WHAT THIS TASK INVOLVES: Check each line of the material below, and copy it if it holds the string "chevron".

Dataset records
++++++

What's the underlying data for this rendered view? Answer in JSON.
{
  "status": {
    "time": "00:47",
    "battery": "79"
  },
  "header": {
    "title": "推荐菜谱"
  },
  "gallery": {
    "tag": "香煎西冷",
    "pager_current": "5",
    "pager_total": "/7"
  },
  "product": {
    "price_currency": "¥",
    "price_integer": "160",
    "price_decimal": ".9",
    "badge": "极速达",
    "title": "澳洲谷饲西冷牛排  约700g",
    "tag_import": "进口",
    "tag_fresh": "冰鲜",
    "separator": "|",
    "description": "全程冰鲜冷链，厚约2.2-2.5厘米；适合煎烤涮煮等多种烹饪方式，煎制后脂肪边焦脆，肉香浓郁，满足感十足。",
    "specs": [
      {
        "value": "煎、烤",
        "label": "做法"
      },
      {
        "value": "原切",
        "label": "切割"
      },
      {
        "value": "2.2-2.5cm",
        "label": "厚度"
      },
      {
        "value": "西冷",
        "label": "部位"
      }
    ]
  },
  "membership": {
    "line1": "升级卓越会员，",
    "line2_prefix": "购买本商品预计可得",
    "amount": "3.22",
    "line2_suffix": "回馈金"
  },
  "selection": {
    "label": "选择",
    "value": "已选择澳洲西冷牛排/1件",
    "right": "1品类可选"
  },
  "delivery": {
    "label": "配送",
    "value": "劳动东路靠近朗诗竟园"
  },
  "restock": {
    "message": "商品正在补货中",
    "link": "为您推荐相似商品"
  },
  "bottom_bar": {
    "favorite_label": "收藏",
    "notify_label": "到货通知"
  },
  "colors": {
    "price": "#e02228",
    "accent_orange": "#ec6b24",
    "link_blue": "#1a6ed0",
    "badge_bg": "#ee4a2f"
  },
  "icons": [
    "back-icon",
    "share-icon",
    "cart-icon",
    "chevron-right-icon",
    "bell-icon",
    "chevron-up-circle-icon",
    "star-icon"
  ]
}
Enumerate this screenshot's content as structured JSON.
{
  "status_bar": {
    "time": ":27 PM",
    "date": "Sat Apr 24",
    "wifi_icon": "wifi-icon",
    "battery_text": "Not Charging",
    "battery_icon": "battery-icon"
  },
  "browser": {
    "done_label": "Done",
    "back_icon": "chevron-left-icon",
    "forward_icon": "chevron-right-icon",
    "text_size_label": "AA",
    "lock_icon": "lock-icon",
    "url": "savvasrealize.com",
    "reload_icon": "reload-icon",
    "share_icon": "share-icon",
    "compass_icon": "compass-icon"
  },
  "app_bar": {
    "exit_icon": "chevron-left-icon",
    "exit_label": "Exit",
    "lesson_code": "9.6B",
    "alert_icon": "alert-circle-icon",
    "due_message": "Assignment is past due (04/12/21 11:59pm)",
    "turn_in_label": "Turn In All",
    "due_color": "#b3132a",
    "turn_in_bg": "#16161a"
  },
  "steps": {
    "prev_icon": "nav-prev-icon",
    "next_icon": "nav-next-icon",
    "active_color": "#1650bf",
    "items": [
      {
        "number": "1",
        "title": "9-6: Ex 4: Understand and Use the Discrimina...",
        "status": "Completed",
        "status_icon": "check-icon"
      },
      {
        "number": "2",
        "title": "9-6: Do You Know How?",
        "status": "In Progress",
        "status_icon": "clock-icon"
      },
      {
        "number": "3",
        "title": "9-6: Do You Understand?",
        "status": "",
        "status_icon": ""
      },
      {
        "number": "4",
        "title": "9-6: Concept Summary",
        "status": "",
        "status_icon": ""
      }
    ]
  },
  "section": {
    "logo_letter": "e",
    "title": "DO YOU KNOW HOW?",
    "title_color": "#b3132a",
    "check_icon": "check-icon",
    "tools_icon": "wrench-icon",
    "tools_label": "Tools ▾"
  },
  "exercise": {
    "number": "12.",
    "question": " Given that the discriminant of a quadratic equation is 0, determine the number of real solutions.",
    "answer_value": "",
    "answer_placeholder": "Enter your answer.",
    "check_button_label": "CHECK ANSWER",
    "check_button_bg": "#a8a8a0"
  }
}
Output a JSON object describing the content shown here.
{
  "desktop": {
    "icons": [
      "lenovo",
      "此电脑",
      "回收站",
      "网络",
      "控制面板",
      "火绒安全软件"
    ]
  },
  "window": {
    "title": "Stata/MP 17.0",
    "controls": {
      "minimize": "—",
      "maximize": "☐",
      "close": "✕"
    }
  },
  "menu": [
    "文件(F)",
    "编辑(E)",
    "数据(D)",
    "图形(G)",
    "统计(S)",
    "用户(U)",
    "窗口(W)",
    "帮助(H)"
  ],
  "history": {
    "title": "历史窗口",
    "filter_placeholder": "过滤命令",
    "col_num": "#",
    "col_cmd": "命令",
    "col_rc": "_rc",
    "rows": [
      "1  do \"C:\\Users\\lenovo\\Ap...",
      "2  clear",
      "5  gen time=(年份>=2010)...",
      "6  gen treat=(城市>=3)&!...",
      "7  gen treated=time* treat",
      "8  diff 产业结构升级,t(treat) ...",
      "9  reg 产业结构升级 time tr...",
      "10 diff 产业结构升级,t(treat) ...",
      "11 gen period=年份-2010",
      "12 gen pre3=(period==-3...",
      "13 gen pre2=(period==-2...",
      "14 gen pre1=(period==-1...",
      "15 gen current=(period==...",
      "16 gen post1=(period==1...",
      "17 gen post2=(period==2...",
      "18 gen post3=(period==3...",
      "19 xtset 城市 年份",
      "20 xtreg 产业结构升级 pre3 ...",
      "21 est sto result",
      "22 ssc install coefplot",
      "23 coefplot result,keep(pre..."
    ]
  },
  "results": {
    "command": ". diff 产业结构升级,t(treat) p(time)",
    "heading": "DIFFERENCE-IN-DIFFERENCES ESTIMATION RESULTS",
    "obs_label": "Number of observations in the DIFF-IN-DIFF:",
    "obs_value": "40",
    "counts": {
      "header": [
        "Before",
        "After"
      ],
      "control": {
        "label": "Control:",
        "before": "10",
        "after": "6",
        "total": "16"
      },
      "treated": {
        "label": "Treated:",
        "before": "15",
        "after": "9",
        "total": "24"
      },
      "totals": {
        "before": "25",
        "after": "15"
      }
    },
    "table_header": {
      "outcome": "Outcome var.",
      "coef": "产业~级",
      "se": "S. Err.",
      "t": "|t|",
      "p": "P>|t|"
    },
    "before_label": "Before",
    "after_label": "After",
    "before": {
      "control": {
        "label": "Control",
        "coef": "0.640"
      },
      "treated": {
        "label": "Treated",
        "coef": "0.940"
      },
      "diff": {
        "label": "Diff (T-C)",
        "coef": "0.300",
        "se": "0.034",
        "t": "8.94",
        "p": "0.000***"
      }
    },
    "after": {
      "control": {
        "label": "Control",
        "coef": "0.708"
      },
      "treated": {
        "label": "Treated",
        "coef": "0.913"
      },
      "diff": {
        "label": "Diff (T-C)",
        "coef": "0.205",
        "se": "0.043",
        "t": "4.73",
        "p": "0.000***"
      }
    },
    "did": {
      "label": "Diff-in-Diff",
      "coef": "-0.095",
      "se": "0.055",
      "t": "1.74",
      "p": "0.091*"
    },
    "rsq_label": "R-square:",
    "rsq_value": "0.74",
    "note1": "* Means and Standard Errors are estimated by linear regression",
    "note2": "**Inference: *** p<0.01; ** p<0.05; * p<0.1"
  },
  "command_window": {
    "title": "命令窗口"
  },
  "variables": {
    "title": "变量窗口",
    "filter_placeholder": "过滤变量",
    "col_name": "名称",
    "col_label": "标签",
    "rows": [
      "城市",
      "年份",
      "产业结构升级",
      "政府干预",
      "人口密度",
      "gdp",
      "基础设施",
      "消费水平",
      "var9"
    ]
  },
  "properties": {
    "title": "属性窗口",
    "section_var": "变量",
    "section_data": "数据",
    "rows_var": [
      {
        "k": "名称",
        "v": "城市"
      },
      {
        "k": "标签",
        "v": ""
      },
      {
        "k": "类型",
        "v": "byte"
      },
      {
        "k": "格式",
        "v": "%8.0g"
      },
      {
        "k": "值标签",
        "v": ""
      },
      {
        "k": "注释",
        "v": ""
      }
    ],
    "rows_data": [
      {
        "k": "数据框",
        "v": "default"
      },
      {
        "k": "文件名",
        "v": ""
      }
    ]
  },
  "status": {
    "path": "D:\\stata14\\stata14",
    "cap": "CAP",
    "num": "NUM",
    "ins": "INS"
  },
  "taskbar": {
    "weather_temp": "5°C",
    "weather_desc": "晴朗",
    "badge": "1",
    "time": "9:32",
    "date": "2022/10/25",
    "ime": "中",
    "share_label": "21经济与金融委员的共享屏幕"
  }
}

++++++

SOLUTION BELOW:
    "chevron-right-icon",
    "chevron-up-circle-icon",
    "back_icon": "chevron-left-icon",
    "forward_icon": "chevron-right-icon",
    "exit_icon": "chevron-left-icon",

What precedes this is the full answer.